EXERCISE - Go through the entries and count the lines with the string "الواهب" in them. Give only that number.

--- begin EXERCISE INPUTS ---

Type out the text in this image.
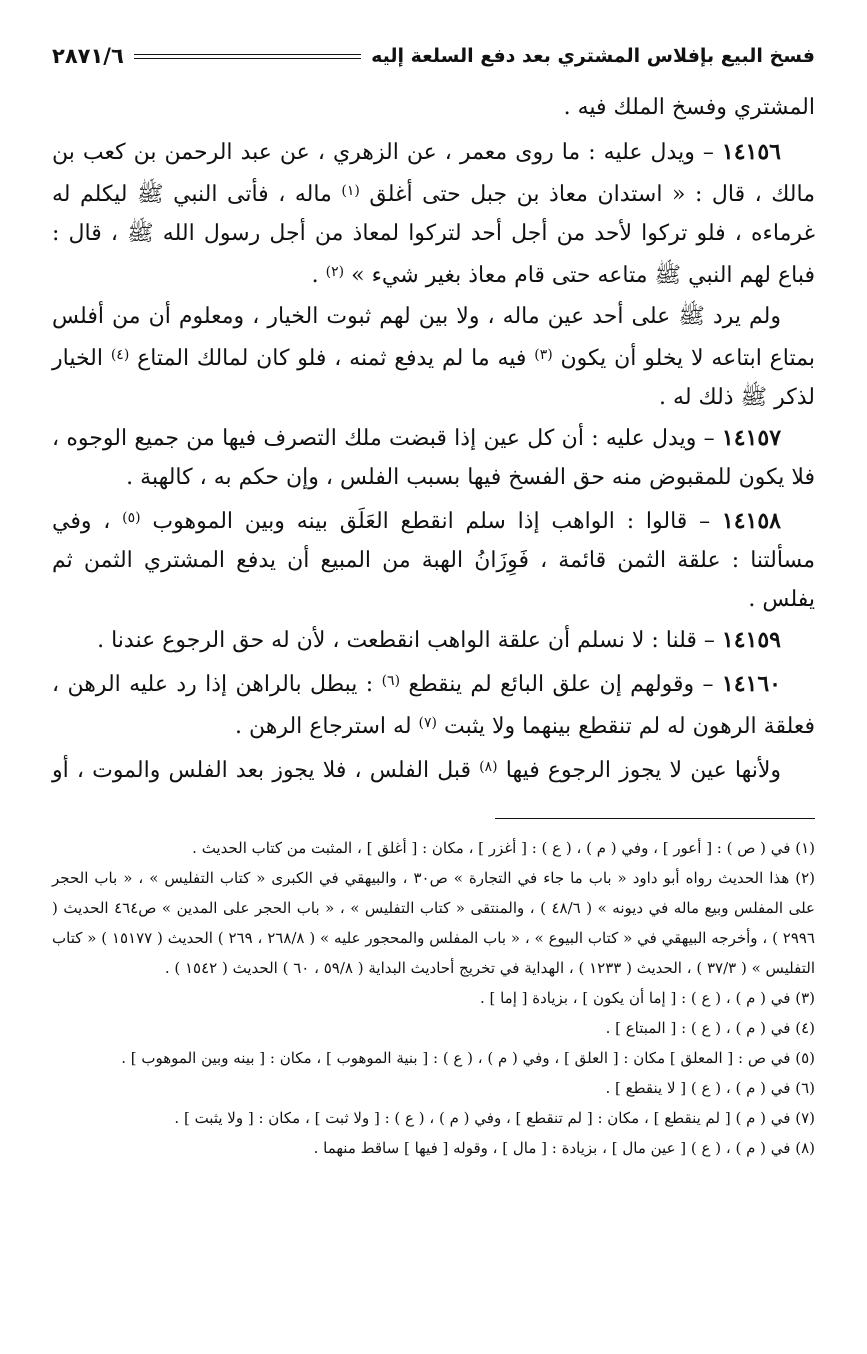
فسخ البيع بإفلاس المشتري بعد دفع السلعة إليه
٢٨٧١/٦

المشتري وفسخ الملك فيه .

١٤١٥٦ – ويدل عليه : ما روى معمر ، عن الزهري ، عن عبد الرحمن بن كعب بن مالك ، قال : « استدان معاذ بن جبل حتى أغلق $^{(١)}$ ماله ، فأتى النبي ﷺ ليكلم له غرماءه ، فلو تركوا لأحد من أجل أحد لتركوا لمعاذ من أجل رسول الله ﷺ ، قال : فباع لهم النبي ﷺ متاعه حتى قام معاذ بغير شيء » $^{(٢)}$ .

ولم يرد ﷺ على أحد عين ماله ، ولا بين لهم ثبوت الخيار ، ومعلوم أن من أفلس بمتاع ابتاعه لا يخلو أن يكون $^{(٣)}$ فيه ما لم يدفع ثمنه ، فلو كان لمالك المتاع $^{(٤)}$ الخيار لذكر ﷺ ذلك له .

١٤١٥٧ – ويدل عليه : أن كل عين إذا قبضت ملك التصرف فيها من جميع الوجوه ، فلا يكون للمقبوض منه حق الفسخ فيها بسبب الفلس ، وإن حكم به ، كالهبة .

١٤١٥٨ – قالوا : الواهب إذا سلم انقطع العَلَق بينه وبين الموهوب $^{(٥)}$ ، وفي مسألتنا : علقة الثمن قائمة ، فَوِزَانُ الهبة من المبيع أن يدفع المشتري الثمن ثم يفلس .

١٤١٥٩ – قلنا : لا نسلم أن علقة الواهب انقطعت ، لأن له حق الرجوع عندنا .

١٤١٦٠ – وقولهم إن علق البائع لم ينقطع $^{(٦)}$ : يبطل بالراهن إذا رد عليه الرهن ، فعلقة الرهون له لم تنقطع بينهما ولا يثبت $^{(٧)}$ له استرجاع الرهن .

ولأنها عين لا يجوز الرجوع فيها $^{(٨)}$ قبل الفلس ، فلا يجوز بعد الفلس والموت ، أو

(١) في ( ص ) : [ أعور ] ، وفي ( م ) ، ( ع ) : [ أغزر ] ، مكان : [ أغلق ] ، المثبت من كتاب الحديث .

(٢) هذا الحديث رواه أبو داود « باب ما جاء في التجارة » ص٣٠ ، والبيهقي في الكبرى « كتاب التفليس » ، « باب الحجر على المفلس وبيع ماله في ديونه » ( ٤٨/٦ ) ، والمنتقى « كتاب التفليس » ، « باب الحجر على المدين » ص٤٦٤ الحديث ( ٢٩٩٦ ) ، وأخرجه البيهقي في « كتاب البيوع » ، « باب المفلس والمحجور عليه » ( ٢٦٨/٨ ، ٢٦٩ ) الحديث ( ١٥١٧٧ ) « كتاب التفليس » ( ٣٧/٣ ) ، الحديث ( ١٢٣٣ ) ، الهداية في تخريج أحاديث البداية ( ٥٩/٨ ، ٦٠ ) الحديث ( ١٥٤٢ ) .

(٣) في ( م ) ، ( ع ) : [ إما أن يكون ] ، بزيادة [ إما ] .

(٤) في ( م ) ، ( ع ) : [ المبتاع ] .

(٥) في ص : [ المعلق ] مكان : [ العلق ] ، وفي ( م ) ، ( ع ) : [ بنية الموهوب ] ، مكان : [ بينه وبين الموهوب ] .

(٦) في ( م ) ، ( ع ) [ لا ينقطع ] .

(٧) في ( م ) [ لم ينقطع ] ، مكان : [ لم تنقطع ] ، وفي ( م ) ، ( ع ) : [ ولا ثبت ] ، مكان : [ ولا يثبت ] .

(٨) في ( م ) ، ( ع ) [ عين مال ] ، بزيادة : [ مال ] ، وقوله [ فيها ] ساقط منهما .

--- end EXERCISE INPUTS ---

FULL ANSWER - 2